▸ SUPPLIED MATERIAL

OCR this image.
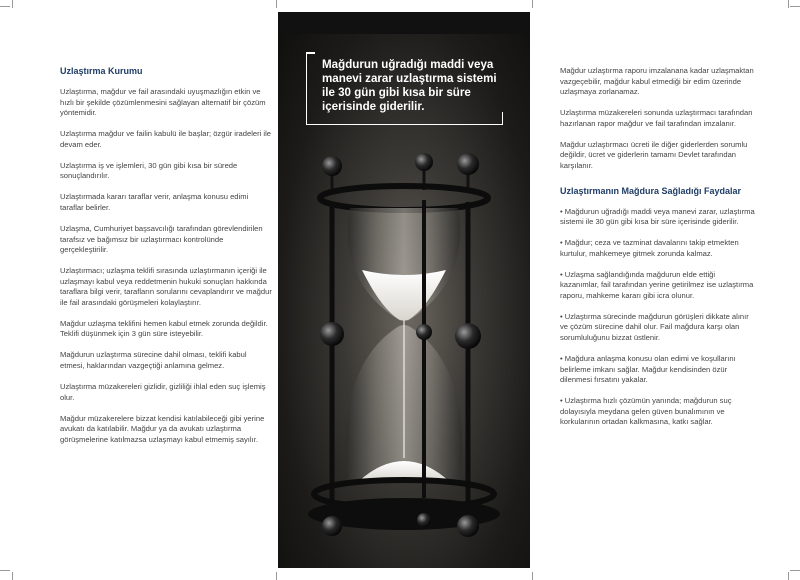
Uzlaştırma Kurumu

Uzlaştırma, mağdur ve fail arasındaki uyuşmazlığın etkin ve hızlı bir şekilde çözümlenmesini sağlayan alternatif bir çözüm yöntemidir.

Uzlaştırma mağdur ve failin kabulü ile başlar; özgür iradeleri ile devam eder.

Uzlaştırma iş ve işlemleri, 30 gün gibi kısa bir sürede sonuçlandırılır.

Uzlaştırmada kararı taraflar verir, anlaşma konusu edimi taraflar belirler.

Uzlaşma, Cumhuriyet başsavcılığı tarafından görevlendirilen tarafsız ve bağımsız bir uzlaştırmacı kontrolünde gerçekleştirilir.

Uzlaştırmacı; uzlaşma teklifi sırasında uzlaştırmanın içeriği ile uzlaşmayı kabul veya reddetmenin hukuki sonuçları hakkında taraflara bilgi verir, tarafların sorularını cevaplandırır ve mağdur ile fail arasındaki görüşmeleri kolaylaştırır.

Mağdur uzlaşma teklifini hemen kabul etmek zorunda değildir. Teklifi düşünmek için 3 gün süre isteyebilir.

Mağdurun uzlaştırma sürecine dahil olması, teklifi kabul etmesi, haklarından vazgeçtiği anlamına gelmez.

Uzlaştırma müzakereleri gizlidir, gizliliği ihlal eden suç işlemiş olur.

Mağdur müzakerelere bizzat kendisi katılabileceği gibi yerine avukatı da katılabilir. Mağdur ya da avukatı uzlaştırma görüşmelerine katılmazsa uzlaşmayı kabul etmemiş sayılır.

Mağdurun uğradığı maddi veya manevi zarar uzlaştırma sistemi ile 30 gün gibi kısa bir süre içerisinde giderilir.

Mağdur uzlaştırma raporu imzalanana kadar uzlaşmaktan vazgeçebilir, mağdur kabul etmediği bir edim üzerinde uzlaşmaya zorlanamaz.

Uzlaştırma müzakereleri sonunda uzlaştırmacı tarafından hazırlanan rapor mağdur ve fail tarafından imzalanır.

Mağdur uzlaştırmacı ücreti ile diğer giderlerden sorumlu değildir, ücret ve giderlerin tamamı Devlet tarafından karşılanır.

Uzlaştırmanın Mağdura Sağladığı Faydalar

• Mağdurun uğradığı maddi veya manevi zarar, uzlaştırma sistemi ile 30 gün gibi kısa bir süre içerisinde giderilir.

• Mağdur; ceza ve tazminat davalarını takip etmekten kurtulur, mahkemeye gitmek zorunda kalmaz.

• Uzlaşma sağlandığında mağdurun elde ettiği kazanımlar, fail tarafından yerine getirilmez ise uzlaştırma raporu, mahkeme kararı gibi icra olunur.

• Uzlaştırma sürecinde mağdurun görüşleri dikkate alınır ve çözüm sürecine dahil olur. Fail mağdura karşı olan sorumluluğunu bizzat üstlenir.

• Mağdura anlaşma konusu olan edimi ve koşullarını belirleme imkanı sağlar. Mağdur kendisinden özür dilenmesi fırsatını yakalar.

• Uzlaştırma hızlı çözümün yanında; mağdurun suç dolayısıyla meydana gelen güven bunalımının ve korkularının ortadan kalkmasına, katkı sağlar.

▸ TO BE DONE
Copy out all lines where the word "veya" appears.

▸ THE OUTPUT
Uzlaştırmacı; uzlaşma teklifi sırasında uzlaştırmanın içeriği ile uzlaşmayı kabul veya reddetmenin hukuki sonuçları hakkında taraflara bilgi verir, tarafların sorularını cevaplandırır ve mağdur ile fail arasındaki görüşmeleri kolaylaştırır.
Mağdurun uğradığı maddi veya manevi zarar uzlaştırma sistemi ile 30 gün gibi kısa bir süre içerisinde giderilir.
• Mağdurun uğradığı maddi veya manevi zarar, uzlaştırma sistemi ile 30 gün gibi kısa bir süre içerisinde giderilir.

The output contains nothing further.